Set exercise>
Every record below should be written out exactly; pictures stay out.
# START OF Supplied material
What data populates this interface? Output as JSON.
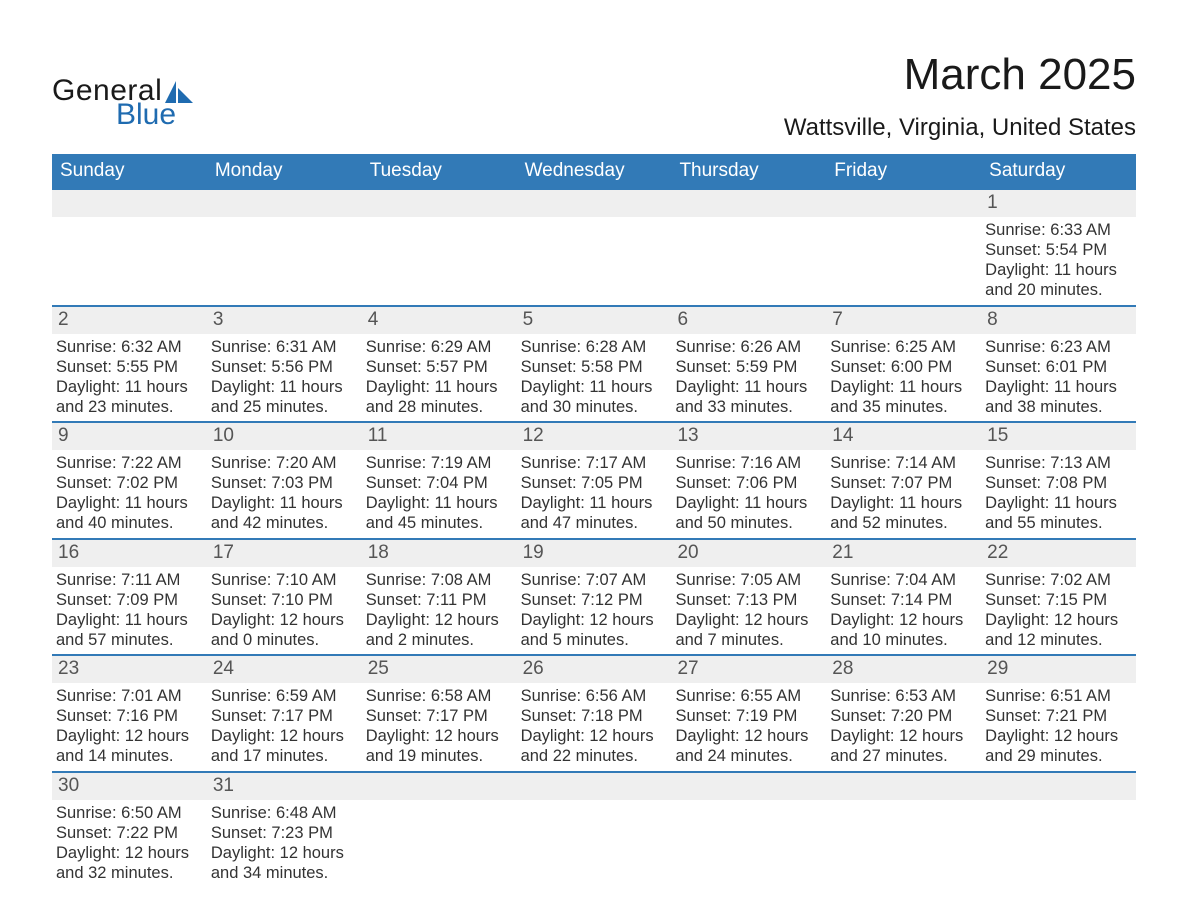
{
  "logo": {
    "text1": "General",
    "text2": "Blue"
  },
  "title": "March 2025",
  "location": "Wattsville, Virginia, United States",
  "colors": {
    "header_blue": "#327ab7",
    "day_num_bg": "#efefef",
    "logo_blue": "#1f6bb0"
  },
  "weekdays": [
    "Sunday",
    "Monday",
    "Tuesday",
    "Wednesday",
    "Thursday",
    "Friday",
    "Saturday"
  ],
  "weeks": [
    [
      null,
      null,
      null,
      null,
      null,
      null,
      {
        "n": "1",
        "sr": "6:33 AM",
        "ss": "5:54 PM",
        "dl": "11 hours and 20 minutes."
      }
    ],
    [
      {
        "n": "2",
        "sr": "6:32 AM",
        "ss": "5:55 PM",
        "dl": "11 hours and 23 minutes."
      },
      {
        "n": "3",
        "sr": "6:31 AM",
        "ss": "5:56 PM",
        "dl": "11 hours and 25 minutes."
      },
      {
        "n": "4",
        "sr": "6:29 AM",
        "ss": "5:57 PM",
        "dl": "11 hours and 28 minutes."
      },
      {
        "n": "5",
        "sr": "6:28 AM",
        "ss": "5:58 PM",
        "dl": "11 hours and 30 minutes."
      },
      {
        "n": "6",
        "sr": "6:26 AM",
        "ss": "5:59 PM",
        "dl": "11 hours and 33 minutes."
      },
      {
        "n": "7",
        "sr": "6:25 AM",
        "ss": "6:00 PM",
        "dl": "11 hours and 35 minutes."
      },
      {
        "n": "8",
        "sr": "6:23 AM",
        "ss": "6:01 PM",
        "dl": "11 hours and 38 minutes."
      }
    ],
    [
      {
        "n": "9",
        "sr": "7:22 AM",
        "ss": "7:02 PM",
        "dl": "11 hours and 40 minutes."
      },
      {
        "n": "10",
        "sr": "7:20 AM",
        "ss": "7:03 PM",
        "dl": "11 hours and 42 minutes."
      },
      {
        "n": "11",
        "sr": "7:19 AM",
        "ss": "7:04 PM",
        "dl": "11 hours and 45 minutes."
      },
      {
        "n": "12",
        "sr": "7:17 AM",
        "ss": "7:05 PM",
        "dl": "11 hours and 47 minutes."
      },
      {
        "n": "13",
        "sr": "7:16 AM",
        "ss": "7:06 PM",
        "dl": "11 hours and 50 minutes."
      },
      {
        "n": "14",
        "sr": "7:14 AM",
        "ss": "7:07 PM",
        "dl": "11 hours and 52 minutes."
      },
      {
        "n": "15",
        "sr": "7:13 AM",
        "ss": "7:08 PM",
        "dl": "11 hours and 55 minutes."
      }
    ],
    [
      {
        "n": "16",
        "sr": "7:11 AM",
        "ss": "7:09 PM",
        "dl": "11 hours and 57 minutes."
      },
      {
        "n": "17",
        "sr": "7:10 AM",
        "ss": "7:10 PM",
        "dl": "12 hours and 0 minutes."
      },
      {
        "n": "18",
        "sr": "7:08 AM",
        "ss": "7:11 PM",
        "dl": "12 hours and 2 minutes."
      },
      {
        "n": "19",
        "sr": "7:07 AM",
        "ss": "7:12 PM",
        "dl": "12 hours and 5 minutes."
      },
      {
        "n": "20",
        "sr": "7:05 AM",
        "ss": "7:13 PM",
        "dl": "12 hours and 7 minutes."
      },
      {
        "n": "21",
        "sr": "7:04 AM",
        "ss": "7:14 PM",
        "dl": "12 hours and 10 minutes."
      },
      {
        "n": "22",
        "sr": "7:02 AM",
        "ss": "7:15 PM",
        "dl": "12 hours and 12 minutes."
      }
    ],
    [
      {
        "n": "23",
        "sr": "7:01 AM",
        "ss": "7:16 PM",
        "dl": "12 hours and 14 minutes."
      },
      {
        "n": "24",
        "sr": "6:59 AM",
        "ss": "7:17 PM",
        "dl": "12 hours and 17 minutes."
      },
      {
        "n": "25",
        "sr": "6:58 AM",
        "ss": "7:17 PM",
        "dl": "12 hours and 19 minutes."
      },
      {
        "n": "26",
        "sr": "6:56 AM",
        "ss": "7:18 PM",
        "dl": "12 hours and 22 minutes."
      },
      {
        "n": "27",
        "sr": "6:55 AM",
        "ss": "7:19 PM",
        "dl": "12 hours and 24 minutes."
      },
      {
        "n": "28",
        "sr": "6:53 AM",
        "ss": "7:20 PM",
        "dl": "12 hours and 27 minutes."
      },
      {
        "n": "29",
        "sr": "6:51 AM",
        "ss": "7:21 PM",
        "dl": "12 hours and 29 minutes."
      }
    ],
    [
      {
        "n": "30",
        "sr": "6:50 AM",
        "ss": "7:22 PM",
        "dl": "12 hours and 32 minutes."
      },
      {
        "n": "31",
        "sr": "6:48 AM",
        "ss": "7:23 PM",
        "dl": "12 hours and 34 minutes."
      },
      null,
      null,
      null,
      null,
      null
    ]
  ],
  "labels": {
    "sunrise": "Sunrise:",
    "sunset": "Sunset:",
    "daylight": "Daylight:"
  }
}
# END OF Supplied material
Task output>
What data populates this interface? Output as JSON.
{
  "logo": {
    "text1": "General",
    "text2": "Blue"
  },
  "title": "March 2025",
  "location": "Wattsville, Virginia, United States",
  "colors": {
    "header_blue": "#327ab7",
    "day_num_bg": "#efefef",
    "logo_blue": "#1f6bb0"
  },
  "weekdays": [
    "Sunday",
    "Monday",
    "Tuesday",
    "Wednesday",
    "Thursday",
    "Friday",
    "Saturday"
  ],
  "weeks": [
    [
      null,
      null,
      null,
      null,
      null,
      null,
      {
        "n": "1",
        "sr": "6:33 AM",
        "ss": "5:54 PM",
        "dl": "11 hours and 20 minutes."
      }
    ],
    [
      {
        "n": "2",
        "sr": "6:32 AM",
        "ss": "5:55 PM",
        "dl": "11 hours and 23 minutes."
      },
      {
        "n": "3",
        "sr": "6:31 AM",
        "ss": "5:56 PM",
        "dl": "11 hours and 25 minutes."
      },
      {
        "n": "4",
        "sr": "6:29 AM",
        "ss": "5:57 PM",
        "dl": "11 hours and 28 minutes."
      },
      {
        "n": "5",
        "sr": "6:28 AM",
        "ss": "5:58 PM",
        "dl": "11 hours and 30 minutes."
      },
      {
        "n": "6",
        "sr": "6:26 AM",
        "ss": "5:59 PM",
        "dl": "11 hours and 33 minutes."
      },
      {
        "n": "7",
        "sr": "6:25 AM",
        "ss": "6:00 PM",
        "dl": "11 hours and 35 minutes."
      },
      {
        "n": "8",
        "sr": "6:23 AM",
        "ss": "6:01 PM",
        "dl": "11 hours and 38 minutes."
      }
    ],
    [
      {
        "n": "9",
        "sr": "7:22 AM",
        "ss": "7:02 PM",
        "dl": "11 hours and 40 minutes."
      },
      {
        "n": "10",
        "sr": "7:20 AM",
        "ss": "7:03 PM",
        "dl": "11 hours and 42 minutes."
      },
      {
        "n": "11",
        "sr": "7:19 AM",
        "ss": "7:04 PM",
        "dl": "11 hours and 45 minutes."
      },
      {
        "n": "12",
        "sr": "7:17 AM",
        "ss": "7:05 PM",
        "dl": "11 hours and 47 minutes."
      },
      {
        "n": "13",
        "sr": "7:16 AM",
        "ss": "7:06 PM",
        "dl": "11 hours and 50 minutes."
      },
      {
        "n": "14",
        "sr": "7:14 AM",
        "ss": "7:07 PM",
        "dl": "11 hours and 52 minutes."
      },
      {
        "n": "15",
        "sr": "7:13 AM",
        "ss": "7:08 PM",
        "dl": "11 hours and 55 minutes."
      }
    ],
    [
      {
        "n": "16",
        "sr": "7:11 AM",
        "ss": "7:09 PM",
        "dl": "11 hours and 57 minutes."
      },
      {
        "n": "17",
        "sr": "7:10 AM",
        "ss": "7:10 PM",
        "dl": "12 hours and 0 minutes."
      },
      {
        "n": "18",
        "sr": "7:08 AM",
        "ss": "7:11 PM",
        "dl": "12 hours and 2 minutes."
      },
      {
        "n": "19",
        "sr": "7:07 AM",
        "ss": "7:12 PM",
        "dl": "12 hours and 5 minutes."
      },
      {
        "n": "20",
        "sr": "7:05 AM",
        "ss": "7:13 PM",
        "dl": "12 hours and 7 minutes."
      },
      {
        "n": "21",
        "sr": "7:04 AM",
        "ss": "7:14 PM",
        "dl": "12 hours and 10 minutes."
      },
      {
        "n": "22",
        "sr": "7:02 AM",
        "ss": "7:15 PM",
        "dl": "12 hours and 12 minutes."
      }
    ],
    [
      {
        "n": "23",
        "sr": "7:01 AM",
        "ss": "7:16 PM",
        "dl": "12 hours and 14 minutes."
      },
      {
        "n": "24",
        "sr": "6:59 AM",
        "ss": "7:17 PM",
        "dl": "12 hours and 17 minutes."
      },
      {
        "n": "25",
        "sr": "6:58 AM",
        "ss": "7:17 PM",
        "dl": "12 hours and 19 minutes."
      },
      {
        "n": "26",
        "sr": "6:56 AM",
        "ss": "7:18 PM",
        "dl": "12 hours and 22 minutes."
      },
      {
        "n": "27",
        "sr": "6:55 AM",
        "ss": "7:19 PM",
        "dl": "12 hours and 24 minutes."
      },
      {
        "n": "28",
        "sr": "6:53 AM",
        "ss": "7:20 PM",
        "dl": "12 hours and 27 minutes."
      },
      {
        "n": "29",
        "sr": "6:51 AM",
        "ss": "7:21 PM",
        "dl": "12 hours and 29 minutes."
      }
    ],
    [
      {
        "n": "30",
        "sr": "6:50 AM",
        "ss": "7:22 PM",
        "dl": "12 hours and 32 minutes."
      },
      {
        "n": "31",
        "sr": "6:48 AM",
        "ss": "7:23 PM",
        "dl": "12 hours and 34 minutes."
      },
      null,
      null,
      null,
      null,
      null
    ]
  ],
  "labels": {
    "sunrise": "Sunrise:",
    "sunset": "Sunset:",
    "daylight": "Daylight:"
  }
}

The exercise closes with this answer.